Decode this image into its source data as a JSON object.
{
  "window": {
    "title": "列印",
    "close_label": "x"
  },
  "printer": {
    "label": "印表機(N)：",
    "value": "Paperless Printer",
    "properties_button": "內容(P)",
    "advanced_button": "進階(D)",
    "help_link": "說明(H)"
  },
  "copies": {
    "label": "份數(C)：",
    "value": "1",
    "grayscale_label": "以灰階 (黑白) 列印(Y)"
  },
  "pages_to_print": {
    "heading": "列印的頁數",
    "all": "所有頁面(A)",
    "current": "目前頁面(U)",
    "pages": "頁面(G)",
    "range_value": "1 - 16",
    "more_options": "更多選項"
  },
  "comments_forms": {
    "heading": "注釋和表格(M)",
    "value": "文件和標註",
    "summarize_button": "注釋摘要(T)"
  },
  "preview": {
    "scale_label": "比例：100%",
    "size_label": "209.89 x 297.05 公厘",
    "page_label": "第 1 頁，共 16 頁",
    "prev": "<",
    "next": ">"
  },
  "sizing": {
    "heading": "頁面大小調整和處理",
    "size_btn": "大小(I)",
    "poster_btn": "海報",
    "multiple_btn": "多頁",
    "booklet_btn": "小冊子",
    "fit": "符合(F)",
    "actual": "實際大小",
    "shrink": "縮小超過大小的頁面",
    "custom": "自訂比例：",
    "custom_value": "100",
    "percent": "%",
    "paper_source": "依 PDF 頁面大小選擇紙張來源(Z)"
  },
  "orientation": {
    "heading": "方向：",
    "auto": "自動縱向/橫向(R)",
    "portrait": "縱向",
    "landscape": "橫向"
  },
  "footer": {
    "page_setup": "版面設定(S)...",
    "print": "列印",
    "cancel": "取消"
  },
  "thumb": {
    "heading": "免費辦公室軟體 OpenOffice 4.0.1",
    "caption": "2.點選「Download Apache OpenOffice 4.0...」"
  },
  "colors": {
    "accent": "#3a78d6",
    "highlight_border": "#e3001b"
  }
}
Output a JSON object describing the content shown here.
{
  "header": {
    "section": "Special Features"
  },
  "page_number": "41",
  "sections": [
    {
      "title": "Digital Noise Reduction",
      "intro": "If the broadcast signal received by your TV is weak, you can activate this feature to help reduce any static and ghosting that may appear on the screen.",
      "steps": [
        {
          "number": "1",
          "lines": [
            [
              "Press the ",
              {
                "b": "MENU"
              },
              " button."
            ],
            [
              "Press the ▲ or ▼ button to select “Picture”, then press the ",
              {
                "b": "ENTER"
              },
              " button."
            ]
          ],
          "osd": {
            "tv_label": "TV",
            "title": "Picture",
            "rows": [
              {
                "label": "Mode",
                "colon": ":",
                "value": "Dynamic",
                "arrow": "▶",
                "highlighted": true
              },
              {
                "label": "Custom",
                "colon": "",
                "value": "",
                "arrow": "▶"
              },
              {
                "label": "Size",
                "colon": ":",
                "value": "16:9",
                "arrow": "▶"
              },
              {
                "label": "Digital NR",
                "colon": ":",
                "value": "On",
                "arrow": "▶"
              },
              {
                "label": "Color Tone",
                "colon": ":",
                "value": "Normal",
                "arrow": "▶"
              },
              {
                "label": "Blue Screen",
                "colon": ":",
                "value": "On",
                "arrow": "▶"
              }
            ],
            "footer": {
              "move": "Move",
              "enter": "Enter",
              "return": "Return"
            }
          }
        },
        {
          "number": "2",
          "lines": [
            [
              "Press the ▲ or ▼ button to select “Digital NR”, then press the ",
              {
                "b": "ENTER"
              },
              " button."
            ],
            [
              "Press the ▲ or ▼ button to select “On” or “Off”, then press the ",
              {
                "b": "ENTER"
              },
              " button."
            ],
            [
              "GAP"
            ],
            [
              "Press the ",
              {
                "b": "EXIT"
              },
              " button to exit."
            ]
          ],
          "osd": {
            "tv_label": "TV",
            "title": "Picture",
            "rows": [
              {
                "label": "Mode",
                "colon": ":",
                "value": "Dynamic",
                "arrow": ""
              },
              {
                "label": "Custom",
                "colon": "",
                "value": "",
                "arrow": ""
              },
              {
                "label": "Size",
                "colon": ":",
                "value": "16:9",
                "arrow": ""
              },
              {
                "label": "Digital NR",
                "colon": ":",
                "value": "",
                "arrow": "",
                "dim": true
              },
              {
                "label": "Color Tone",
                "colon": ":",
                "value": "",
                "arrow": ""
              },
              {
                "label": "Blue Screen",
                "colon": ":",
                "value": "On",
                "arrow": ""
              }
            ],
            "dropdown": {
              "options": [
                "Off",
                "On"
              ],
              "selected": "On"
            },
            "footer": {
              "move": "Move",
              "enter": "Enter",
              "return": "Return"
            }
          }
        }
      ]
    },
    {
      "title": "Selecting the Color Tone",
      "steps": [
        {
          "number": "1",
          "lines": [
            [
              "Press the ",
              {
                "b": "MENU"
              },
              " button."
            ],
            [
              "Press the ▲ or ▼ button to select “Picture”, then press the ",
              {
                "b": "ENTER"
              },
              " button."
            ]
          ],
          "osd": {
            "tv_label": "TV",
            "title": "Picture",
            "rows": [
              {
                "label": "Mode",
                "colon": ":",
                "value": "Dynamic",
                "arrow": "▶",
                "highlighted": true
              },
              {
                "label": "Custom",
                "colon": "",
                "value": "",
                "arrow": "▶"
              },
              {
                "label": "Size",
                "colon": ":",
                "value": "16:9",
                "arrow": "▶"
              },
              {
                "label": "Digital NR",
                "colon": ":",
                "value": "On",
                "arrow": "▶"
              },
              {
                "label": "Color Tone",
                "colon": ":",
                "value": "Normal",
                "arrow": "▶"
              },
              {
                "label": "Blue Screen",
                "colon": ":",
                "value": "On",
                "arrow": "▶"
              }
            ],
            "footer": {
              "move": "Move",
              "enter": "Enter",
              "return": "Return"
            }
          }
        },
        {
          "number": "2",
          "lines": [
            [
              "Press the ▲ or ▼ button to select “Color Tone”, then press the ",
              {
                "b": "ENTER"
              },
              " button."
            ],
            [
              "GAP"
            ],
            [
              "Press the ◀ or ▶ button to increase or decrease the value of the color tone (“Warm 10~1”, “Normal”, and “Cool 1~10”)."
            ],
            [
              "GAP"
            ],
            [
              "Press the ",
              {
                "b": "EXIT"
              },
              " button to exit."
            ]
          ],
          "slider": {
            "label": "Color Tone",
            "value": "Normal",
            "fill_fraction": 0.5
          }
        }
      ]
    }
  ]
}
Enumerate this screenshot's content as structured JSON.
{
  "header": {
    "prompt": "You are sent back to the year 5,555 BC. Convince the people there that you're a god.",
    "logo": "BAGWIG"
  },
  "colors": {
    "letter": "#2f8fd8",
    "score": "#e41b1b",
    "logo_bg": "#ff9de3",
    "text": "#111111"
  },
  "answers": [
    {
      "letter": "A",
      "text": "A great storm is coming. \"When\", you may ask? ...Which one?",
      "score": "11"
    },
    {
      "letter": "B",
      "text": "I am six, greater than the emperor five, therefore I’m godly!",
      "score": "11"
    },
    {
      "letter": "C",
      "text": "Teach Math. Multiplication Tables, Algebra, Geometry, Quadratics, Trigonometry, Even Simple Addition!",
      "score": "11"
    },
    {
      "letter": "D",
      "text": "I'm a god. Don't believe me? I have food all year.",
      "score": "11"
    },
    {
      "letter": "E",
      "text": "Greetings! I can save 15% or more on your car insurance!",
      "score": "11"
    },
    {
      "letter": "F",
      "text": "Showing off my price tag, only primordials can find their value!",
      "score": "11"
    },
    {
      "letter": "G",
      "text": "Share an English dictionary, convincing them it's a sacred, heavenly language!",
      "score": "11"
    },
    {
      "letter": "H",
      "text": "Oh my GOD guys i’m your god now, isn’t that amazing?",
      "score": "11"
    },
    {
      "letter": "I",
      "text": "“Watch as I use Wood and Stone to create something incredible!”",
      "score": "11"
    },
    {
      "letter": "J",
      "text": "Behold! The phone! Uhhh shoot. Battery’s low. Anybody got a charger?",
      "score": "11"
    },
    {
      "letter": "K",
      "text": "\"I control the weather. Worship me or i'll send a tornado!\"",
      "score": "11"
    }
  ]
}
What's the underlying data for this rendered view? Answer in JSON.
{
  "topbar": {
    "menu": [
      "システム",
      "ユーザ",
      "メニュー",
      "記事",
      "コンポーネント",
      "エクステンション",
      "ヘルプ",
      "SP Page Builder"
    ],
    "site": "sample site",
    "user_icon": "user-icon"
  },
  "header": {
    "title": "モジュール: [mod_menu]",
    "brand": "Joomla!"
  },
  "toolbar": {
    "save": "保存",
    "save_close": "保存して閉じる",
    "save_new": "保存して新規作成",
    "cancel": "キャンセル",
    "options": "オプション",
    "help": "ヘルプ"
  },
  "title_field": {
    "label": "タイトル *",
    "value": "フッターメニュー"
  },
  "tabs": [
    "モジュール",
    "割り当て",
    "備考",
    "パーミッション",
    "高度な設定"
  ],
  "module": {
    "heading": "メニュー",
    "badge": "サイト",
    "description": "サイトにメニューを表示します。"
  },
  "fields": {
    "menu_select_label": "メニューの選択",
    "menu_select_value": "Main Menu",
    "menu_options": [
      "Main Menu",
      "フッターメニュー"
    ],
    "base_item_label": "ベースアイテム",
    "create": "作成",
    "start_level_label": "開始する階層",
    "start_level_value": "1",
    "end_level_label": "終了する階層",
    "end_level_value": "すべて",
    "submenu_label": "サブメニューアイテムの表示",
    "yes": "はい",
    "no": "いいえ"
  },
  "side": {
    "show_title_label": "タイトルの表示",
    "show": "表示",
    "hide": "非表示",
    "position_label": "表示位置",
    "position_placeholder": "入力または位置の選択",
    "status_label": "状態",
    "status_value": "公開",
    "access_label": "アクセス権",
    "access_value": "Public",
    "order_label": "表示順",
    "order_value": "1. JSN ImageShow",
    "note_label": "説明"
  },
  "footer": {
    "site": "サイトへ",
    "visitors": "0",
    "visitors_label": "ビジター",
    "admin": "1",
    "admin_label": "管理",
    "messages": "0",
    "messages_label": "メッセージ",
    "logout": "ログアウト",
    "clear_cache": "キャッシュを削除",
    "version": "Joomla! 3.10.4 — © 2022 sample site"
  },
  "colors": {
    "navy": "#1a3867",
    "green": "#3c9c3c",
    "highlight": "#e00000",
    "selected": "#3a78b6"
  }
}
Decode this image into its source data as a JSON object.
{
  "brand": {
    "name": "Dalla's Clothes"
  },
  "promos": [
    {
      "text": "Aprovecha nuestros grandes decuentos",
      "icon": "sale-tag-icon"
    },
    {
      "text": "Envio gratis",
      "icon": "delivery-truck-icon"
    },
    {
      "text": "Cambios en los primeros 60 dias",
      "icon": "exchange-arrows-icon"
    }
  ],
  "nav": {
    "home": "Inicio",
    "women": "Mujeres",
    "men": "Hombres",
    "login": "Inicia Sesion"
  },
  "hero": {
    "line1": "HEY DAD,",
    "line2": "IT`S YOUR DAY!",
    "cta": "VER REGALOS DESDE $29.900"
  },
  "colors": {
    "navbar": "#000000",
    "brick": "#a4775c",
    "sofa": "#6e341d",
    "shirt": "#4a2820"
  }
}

+++++

_TASK INSTRUCTIONS_.
Each line holding "JSON" must be found and copied.

_FULL ANSWER_.
Decode this image into its source data as a JSON object.
Output a JSON object describing the content shown here.
Enumerate this screenshot's content as structured JSON.
What's the underlying data for this rendered view? Answer in JSON.
Decode this image into its source data as a JSON object.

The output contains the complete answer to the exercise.